#### Exercise
Among the entries, which lines carry the string "with"? Copy each of them.
__________________________________________________
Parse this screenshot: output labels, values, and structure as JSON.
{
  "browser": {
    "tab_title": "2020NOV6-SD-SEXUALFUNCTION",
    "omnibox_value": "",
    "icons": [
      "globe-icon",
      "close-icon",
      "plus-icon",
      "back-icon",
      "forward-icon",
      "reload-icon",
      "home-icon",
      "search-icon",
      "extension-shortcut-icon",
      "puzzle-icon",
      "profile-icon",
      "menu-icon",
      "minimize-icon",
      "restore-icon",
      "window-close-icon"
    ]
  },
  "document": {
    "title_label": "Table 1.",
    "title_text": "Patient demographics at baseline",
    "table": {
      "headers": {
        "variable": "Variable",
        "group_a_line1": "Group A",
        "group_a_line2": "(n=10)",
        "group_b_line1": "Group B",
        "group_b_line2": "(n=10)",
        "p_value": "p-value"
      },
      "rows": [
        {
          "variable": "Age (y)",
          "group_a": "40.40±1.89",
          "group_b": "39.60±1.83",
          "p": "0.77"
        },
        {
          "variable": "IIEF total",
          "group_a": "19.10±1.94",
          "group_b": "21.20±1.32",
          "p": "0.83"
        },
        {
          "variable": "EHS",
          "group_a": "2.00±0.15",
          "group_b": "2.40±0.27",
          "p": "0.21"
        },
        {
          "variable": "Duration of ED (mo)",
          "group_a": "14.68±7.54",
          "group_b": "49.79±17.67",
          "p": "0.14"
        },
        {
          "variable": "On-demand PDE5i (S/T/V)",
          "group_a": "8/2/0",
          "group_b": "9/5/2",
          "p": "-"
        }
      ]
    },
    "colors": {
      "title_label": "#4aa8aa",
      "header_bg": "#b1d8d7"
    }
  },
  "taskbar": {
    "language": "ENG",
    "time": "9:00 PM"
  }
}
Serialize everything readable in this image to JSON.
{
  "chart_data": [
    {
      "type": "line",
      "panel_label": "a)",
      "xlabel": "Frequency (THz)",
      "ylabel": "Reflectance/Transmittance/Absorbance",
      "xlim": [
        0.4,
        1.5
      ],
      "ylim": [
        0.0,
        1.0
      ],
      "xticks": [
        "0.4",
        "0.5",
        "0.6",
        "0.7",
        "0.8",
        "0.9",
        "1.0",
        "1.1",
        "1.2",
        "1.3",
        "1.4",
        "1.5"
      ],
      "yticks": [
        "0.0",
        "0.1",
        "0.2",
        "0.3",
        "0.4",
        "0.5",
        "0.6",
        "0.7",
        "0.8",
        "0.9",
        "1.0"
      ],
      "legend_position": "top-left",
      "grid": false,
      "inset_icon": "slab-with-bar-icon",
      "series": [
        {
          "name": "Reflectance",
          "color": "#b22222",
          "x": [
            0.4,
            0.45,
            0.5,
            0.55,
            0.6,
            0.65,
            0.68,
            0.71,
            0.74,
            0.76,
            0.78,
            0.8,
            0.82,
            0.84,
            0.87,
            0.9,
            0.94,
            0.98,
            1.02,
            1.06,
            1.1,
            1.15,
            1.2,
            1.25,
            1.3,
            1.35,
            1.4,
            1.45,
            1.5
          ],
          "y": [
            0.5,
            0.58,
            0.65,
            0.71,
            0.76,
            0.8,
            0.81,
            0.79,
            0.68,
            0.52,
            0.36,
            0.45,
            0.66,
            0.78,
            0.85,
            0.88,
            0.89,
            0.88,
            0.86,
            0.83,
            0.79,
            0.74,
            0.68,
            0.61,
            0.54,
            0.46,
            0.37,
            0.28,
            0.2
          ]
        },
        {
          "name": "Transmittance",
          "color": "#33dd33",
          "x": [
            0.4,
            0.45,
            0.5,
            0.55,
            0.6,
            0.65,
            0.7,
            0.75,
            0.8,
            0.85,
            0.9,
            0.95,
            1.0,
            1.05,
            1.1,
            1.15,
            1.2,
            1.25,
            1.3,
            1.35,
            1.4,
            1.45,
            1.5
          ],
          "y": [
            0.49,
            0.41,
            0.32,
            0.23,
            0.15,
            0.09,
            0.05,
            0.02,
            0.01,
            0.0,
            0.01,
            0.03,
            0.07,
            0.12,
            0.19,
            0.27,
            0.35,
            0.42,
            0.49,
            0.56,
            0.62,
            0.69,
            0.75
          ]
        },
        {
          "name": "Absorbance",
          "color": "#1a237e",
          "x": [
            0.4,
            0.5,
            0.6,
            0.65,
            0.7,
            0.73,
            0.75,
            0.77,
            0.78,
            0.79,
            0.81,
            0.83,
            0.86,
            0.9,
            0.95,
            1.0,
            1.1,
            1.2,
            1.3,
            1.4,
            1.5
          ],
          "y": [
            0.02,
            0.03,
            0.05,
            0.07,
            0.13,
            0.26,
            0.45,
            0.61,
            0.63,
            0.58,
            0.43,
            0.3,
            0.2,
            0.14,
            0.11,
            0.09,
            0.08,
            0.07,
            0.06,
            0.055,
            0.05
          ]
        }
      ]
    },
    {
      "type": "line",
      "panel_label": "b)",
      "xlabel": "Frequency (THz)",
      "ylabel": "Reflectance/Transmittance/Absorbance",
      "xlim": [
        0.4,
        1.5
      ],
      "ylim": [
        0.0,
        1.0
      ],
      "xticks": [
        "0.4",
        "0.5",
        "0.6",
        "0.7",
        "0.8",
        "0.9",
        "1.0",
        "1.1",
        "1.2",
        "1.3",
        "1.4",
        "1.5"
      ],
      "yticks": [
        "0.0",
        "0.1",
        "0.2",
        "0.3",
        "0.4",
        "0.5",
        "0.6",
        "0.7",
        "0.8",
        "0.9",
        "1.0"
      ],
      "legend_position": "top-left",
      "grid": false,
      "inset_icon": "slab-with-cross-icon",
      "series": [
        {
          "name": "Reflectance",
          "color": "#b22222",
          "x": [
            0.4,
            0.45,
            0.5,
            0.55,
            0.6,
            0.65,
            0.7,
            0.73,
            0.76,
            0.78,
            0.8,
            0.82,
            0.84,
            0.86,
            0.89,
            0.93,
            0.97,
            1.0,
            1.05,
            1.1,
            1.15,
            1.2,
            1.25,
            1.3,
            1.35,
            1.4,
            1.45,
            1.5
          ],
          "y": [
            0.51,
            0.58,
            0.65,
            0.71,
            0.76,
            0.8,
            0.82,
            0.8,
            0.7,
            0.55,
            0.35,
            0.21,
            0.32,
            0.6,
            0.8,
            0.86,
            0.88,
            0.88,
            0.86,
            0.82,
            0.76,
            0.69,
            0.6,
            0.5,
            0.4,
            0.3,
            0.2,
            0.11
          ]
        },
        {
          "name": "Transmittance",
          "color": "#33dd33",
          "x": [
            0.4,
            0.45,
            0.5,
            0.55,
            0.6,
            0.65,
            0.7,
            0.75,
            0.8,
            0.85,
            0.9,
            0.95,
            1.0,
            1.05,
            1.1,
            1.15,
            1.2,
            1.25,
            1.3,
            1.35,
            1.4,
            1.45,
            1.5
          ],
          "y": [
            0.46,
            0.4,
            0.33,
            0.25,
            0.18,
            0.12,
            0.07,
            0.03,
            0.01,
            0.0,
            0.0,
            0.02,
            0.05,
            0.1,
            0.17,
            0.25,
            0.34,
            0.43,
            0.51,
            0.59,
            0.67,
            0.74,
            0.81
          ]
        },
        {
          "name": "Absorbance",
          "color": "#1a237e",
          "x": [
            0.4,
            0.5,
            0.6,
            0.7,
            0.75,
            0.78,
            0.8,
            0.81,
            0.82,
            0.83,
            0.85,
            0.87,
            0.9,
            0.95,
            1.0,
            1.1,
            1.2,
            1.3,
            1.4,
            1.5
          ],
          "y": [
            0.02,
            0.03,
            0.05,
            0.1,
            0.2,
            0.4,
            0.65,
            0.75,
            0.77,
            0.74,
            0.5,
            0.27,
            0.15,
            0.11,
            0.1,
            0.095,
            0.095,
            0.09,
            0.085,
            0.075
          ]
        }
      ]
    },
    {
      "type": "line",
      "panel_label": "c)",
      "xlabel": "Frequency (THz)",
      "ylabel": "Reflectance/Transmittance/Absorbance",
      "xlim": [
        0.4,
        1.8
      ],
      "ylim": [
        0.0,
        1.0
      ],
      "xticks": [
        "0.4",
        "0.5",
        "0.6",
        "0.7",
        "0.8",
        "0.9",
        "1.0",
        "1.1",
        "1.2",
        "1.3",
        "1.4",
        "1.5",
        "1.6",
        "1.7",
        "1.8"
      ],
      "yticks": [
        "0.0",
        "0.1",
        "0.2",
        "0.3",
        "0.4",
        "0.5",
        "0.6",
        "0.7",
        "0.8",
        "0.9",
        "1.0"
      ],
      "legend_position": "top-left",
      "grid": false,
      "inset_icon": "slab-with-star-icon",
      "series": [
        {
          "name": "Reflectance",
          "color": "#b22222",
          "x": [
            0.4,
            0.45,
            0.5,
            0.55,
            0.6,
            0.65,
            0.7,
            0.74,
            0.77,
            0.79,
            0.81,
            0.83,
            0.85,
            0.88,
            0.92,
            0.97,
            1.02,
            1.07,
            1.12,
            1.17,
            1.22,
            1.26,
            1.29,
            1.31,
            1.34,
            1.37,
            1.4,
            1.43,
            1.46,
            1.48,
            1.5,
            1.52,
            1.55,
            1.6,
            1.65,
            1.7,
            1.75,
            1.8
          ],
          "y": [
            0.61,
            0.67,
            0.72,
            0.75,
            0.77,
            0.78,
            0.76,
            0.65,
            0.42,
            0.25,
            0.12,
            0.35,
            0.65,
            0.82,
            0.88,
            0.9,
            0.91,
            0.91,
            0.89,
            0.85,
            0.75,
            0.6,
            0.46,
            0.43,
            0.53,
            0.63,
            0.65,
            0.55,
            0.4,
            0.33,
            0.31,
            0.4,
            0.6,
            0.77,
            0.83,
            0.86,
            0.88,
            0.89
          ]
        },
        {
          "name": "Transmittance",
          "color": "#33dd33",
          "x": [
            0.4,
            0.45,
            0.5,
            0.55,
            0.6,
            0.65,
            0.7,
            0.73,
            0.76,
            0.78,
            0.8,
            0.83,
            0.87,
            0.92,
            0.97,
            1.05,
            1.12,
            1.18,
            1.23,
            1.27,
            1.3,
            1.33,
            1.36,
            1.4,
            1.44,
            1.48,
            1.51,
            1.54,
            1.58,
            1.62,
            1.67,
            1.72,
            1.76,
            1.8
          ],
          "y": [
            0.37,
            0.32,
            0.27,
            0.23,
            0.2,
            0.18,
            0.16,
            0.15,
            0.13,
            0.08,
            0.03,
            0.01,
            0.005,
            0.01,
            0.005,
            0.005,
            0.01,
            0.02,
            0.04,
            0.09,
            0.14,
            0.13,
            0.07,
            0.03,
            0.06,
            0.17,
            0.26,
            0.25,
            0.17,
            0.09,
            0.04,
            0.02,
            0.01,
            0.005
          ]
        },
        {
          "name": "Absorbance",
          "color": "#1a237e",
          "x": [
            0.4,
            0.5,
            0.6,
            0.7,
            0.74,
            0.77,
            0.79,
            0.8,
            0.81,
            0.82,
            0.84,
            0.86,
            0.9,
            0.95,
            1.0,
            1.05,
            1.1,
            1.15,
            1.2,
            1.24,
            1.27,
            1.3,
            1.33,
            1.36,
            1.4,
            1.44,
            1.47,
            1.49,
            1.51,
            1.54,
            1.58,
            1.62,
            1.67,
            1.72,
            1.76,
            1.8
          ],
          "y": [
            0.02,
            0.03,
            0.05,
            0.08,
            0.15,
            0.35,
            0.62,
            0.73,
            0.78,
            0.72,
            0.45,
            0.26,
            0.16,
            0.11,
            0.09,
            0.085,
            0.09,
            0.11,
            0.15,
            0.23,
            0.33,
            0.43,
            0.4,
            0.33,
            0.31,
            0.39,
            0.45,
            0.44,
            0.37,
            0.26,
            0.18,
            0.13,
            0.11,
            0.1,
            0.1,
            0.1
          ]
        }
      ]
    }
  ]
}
__________________________________________________
#### Expected answer
      "inset_icon": "slab-with-bar-icon",
      "inset_icon": "slab-with-cross-icon",
      "inset_icon": "slab-with-star-icon",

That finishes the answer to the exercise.